Task inputs:

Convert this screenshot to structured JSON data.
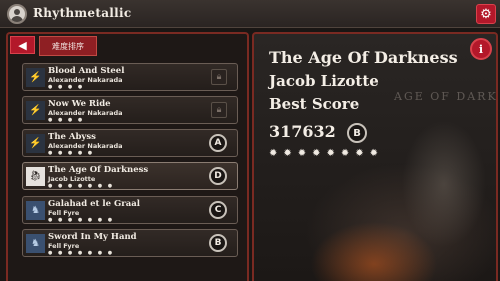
{
  "app": {
    "title": "Rhythmetallic"
  },
  "toolbar": {
    "back_icon": "◀",
    "sort_label": "难度排序"
  },
  "songs": [
    {
      "name": "Blood And Steel",
      "artist": "Alexander Nakarada",
      "stars": "● ● ● ●",
      "status": "locked",
      "grade": "",
      "thumb": "bolt-icon"
    },
    {
      "name": "Now We Ride",
      "artist": "Alexander Nakarada",
      "stars": "● ● ● ●",
      "status": "locked",
      "grade": "",
      "thumb": "bolt-icon"
    },
    {
      "name": "The Abyss",
      "artist": "Alexander Nakarada",
      "stars": "● ● ● ● ●",
      "status": "graded",
      "grade": "A",
      "thumb": "bolt-icon"
    },
    {
      "name": "The Age Of Darkness",
      "artist": "Jacob Lizotte",
      "stars": "● ● ● ● ● ● ●",
      "status": "graded",
      "grade": "D",
      "thumb": "dragon-icon"
    },
    {
      "name": "Galahad et le Graal",
      "artist": "Fell Fyre",
      "stars": "● ● ● ● ● ● ●",
      "status": "graded",
      "grade": "C",
      "thumb": "knight-icon"
    },
    {
      "name": "Sword In My Hand",
      "artist": "Fell Fyre",
      "stars": "● ● ● ● ● ● ●",
      "status": "graded",
      "grade": "B",
      "thumb": "knight-icon"
    }
  ],
  "detail": {
    "title": "The Age Of Darkness",
    "artist": "Jacob Lizotte",
    "best_label": "Best Score",
    "score": "317632",
    "grade": "B",
    "stars": "✹✹✹✹✹✹✹✹",
    "art_text": "AGE OF DARKN",
    "info_icon": "i"
  },
  "colors": {
    "accent_red": "#b3182a",
    "panel_border": "#7a2a22"
  }
}
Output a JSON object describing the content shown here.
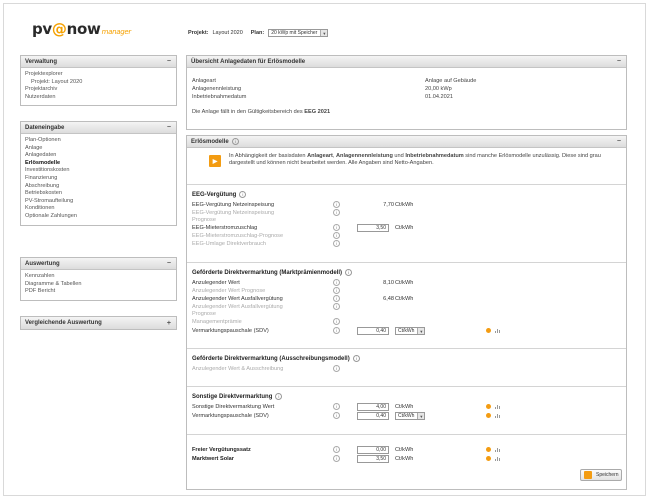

Stated exercise:
Every line of the data above should be quoted exactly. Omit the pictures.

Problem solution:
Convert this screenshot to structured JSON data.
{
  "app": {
    "title": "Rhythmetallic"
  },
  "toolbar": {
    "back_icon": "◀",
    "sort_label": "难度排序"
  },
  "songs": [
    {
      "name": "Blood And Steel",
      "artist": "Alexander Nakarada",
      "stars": "● ● ● ●",
      "status": "locked",
      "grade": "",
      "thumb": "bolt-icon"
    },
    {
      "name": "Now We Ride",
      "artist": "Alexander Nakarada",
      "stars": "● ● ● ●",
      "status": "locked",
      "grade": "",
      "thumb": "bolt-icon"
    },
    {
      "name": "The Abyss",
      "artist": "Alexander Nakarada",
      "stars": "● ● ● ● ●",
      "status": "graded",
      "grade": "A",
      "thumb": "bolt-icon"
    },
    {
      "name": "The Age Of Darkness",
      "artist": "Jacob Lizotte",
      "stars": "● ● ● ● ● ● ●",
      "status": "graded",
      "grade": "D",
      "thumb": "dragon-icon"
    },
    {
      "name": "Galahad et le Graal",
      "artist": "Fell Fyre",
      "stars": "● ● ● ● ● ● ●",
      "status": "graded",
      "grade": "C",
      "thumb": "knight-icon"
    },
    {
      "name": "Sword In My Hand",
      "artist": "Fell Fyre",
      "stars": "● ● ● ● ● ● ●",
      "status": "graded",
      "grade": "B",
      "thumb": "knight-icon"
    }
  ],
  "detail": {
    "title": "The Age Of Darkness",
    "artist": "Jacob Lizotte",
    "best_label": "Best Score",
    "score": "317632",
    "grade": "B",
    "stars": "✹✹✹✹✹✹✹✹",
    "art_text": "AGE OF DARKN",
    "info_icon": "i"
  },
  "colors": {
    "accent_red": "#b3182a",
    "panel_border": "#7a2a22"
  }
}
Output a JSON object describing the content shown here.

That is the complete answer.